--- start of SUPPLIED DATA ---

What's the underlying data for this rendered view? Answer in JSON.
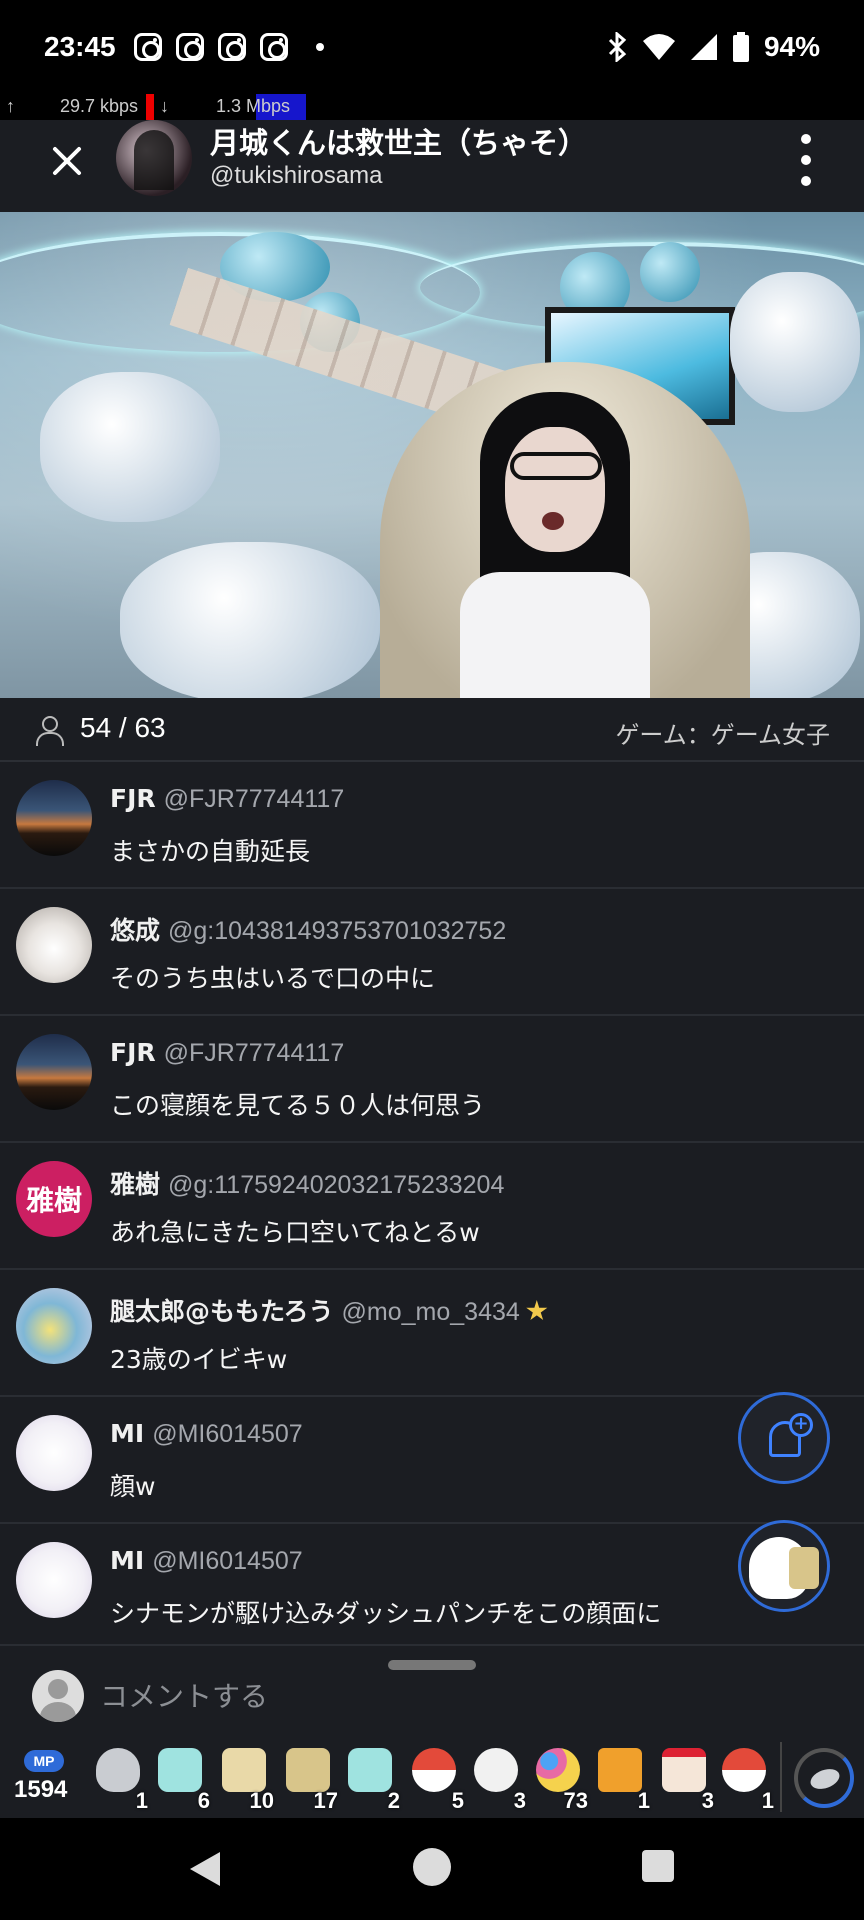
{
  "status": {
    "time": "23:45",
    "battery": "94%"
  },
  "net": {
    "up": "29.7 kbps",
    "down": "1.3 Mbps"
  },
  "header": {
    "name": "月城くんは救世主（ちゃそ）",
    "handle": "@tukishirosama"
  },
  "stream": {
    "viewers": "54 / 63",
    "category": "ゲーム：ゲーム女子"
  },
  "comments": [
    {
      "name": "FJR",
      "handle": "@FJR77744117",
      "text": "まさかの自動延長",
      "avatar": "sunset"
    },
    {
      "name": "悠成",
      "handle": "@g:104381493753701032752",
      "text": "そのうち虫はいるで口の中に",
      "avatar": "cat"
    },
    {
      "name": "FJR",
      "handle": "@FJR77744117",
      "text": "この寝顔を見てる５０人は何思う",
      "avatar": "sunset"
    },
    {
      "name": "雅樹",
      "handle": "@g:117592402032175233204",
      "text": "あれ急にきたら口空いてねとるw",
      "avatar": "text",
      "avatar_text": "雅樹",
      "avatar_color": "#cc1f62"
    },
    {
      "name": "腿太郎@ももたろう",
      "handle": "@mo_mo_3434",
      "text": "23歳のイビキw",
      "avatar": "bird",
      "badge": "star-badge-icon"
    },
    {
      "name": "MI",
      "handle": "@MI6014507",
      "text": "顔w",
      "avatar": "flower"
    },
    {
      "name": "MI",
      "handle": "@MI6014507",
      "text": "シナモンが駆け込みダッシュパンチをこの顔面に",
      "avatar": "flower"
    }
  ],
  "composer": {
    "placeholder": "コメントする"
  },
  "gifts": {
    "mp_label": "MP",
    "mp_count": "1594",
    "items": [
      {
        "icon": "coin-icon",
        "count": "1",
        "color": "#c9ccd1"
      },
      {
        "icon": "ghost-card-icon",
        "count": "6",
        "color": "#9fe3e0"
      },
      {
        "icon": "sake-icon",
        "count": "10",
        "color": "#e9d9a8"
      },
      {
        "icon": "tea-icon",
        "count": "17",
        "color": "#d8c58a"
      },
      {
        "icon": "ghost-card-icon",
        "count": "2",
        "color": "#9fe3e0"
      },
      {
        "icon": "santa-icon",
        "count": "5",
        "color": "#e34a3a"
      },
      {
        "icon": "penguin-icon",
        "count": "3",
        "color": "#f1f1f1"
      },
      {
        "icon": "balloons-icon",
        "count": "73",
        "color": "#e76aa4"
      },
      {
        "icon": "present-icon",
        "count": "1",
        "color": "#f0a02c"
      },
      {
        "icon": "cake-icon",
        "count": "3",
        "color": "#f5e6d8"
      },
      {
        "icon": "santa-icon",
        "count": "1",
        "color": "#e34a3a"
      }
    ]
  },
  "colors": {
    "accent": "#2f6bd8",
    "panel": "#1b1d22",
    "avatar_masaki": "#cc1f62"
  }
}
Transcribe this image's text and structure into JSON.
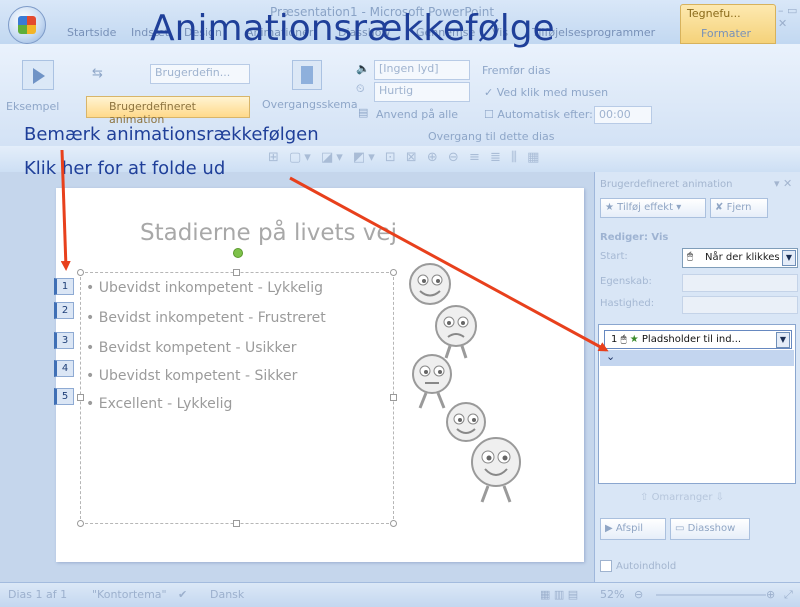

--- end of SUPPLIED DATA ---

Pictures are to be left out; the records above must be repeated word for word.

What's the underlying data for this rendered view? Answer in JSON.
{
  "status": {
    "time": "23:45",
    "battery": "94%"
  },
  "net": {
    "up": "29.7 kbps",
    "down": "1.3 Mbps"
  },
  "header": {
    "name": "月城くんは救世主（ちゃそ）",
    "handle": "@tukishirosama"
  },
  "stream": {
    "viewers": "54 / 63",
    "category": "ゲーム：ゲーム女子"
  },
  "comments": [
    {
      "name": "FJR",
      "handle": "@FJR77744117",
      "text": "まさかの自動延長",
      "avatar": "sunset"
    },
    {
      "name": "悠成",
      "handle": "@g:104381493753701032752",
      "text": "そのうち虫はいるで口の中に",
      "avatar": "cat"
    },
    {
      "name": "FJR",
      "handle": "@FJR77744117",
      "text": "この寝顔を見てる５０人は何思う",
      "avatar": "sunset"
    },
    {
      "name": "雅樹",
      "handle": "@g:117592402032175233204",
      "text": "あれ急にきたら口空いてねとるw",
      "avatar": "text",
      "avatar_text": "雅樹",
      "avatar_color": "#cc1f62"
    },
    {
      "name": "腿太郎@ももたろう",
      "handle": "@mo_mo_3434",
      "text": "23歳のイビキw",
      "avatar": "bird",
      "badge": "star-badge-icon"
    },
    {
      "name": "MI",
      "handle": "@MI6014507",
      "text": "顔w",
      "avatar": "flower"
    },
    {
      "name": "MI",
      "handle": "@MI6014507",
      "text": "シナモンが駆け込みダッシュパンチをこの顔面に",
      "avatar": "flower"
    }
  ],
  "composer": {
    "placeholder": "コメントする"
  },
  "gifts": {
    "mp_label": "MP",
    "mp_count": "1594",
    "items": [
      {
        "icon": "coin-icon",
        "count": "1",
        "color": "#c9ccd1"
      },
      {
        "icon": "ghost-card-icon",
        "count": "6",
        "color": "#9fe3e0"
      },
      {
        "icon": "sake-icon",
        "count": "10",
        "color": "#e9d9a8"
      },
      {
        "icon": "tea-icon",
        "count": "17",
        "color": "#d8c58a"
      },
      {
        "icon": "ghost-card-icon",
        "count": "2",
        "color": "#9fe3e0"
      },
      {
        "icon": "santa-icon",
        "count": "5",
        "color": "#e34a3a"
      },
      {
        "icon": "penguin-icon",
        "count": "3",
        "color": "#f1f1f1"
      },
      {
        "icon": "balloons-icon",
        "count": "73",
        "color": "#e76aa4"
      },
      {
        "icon": "present-icon",
        "count": "1",
        "color": "#f0a02c"
      },
      {
        "icon": "cake-icon",
        "count": "3",
        "color": "#f5e6d8"
      },
      {
        "icon": "santa-icon",
        "count": "1",
        "color": "#e34a3a"
      }
    ]
  },
  "colors": {
    "accent": "#2f6bd8",
    "panel": "#1b1d22",
    "avatar_masaki": "#cc1f62"
  }
}
Transcribe this image's text and structure into JSON.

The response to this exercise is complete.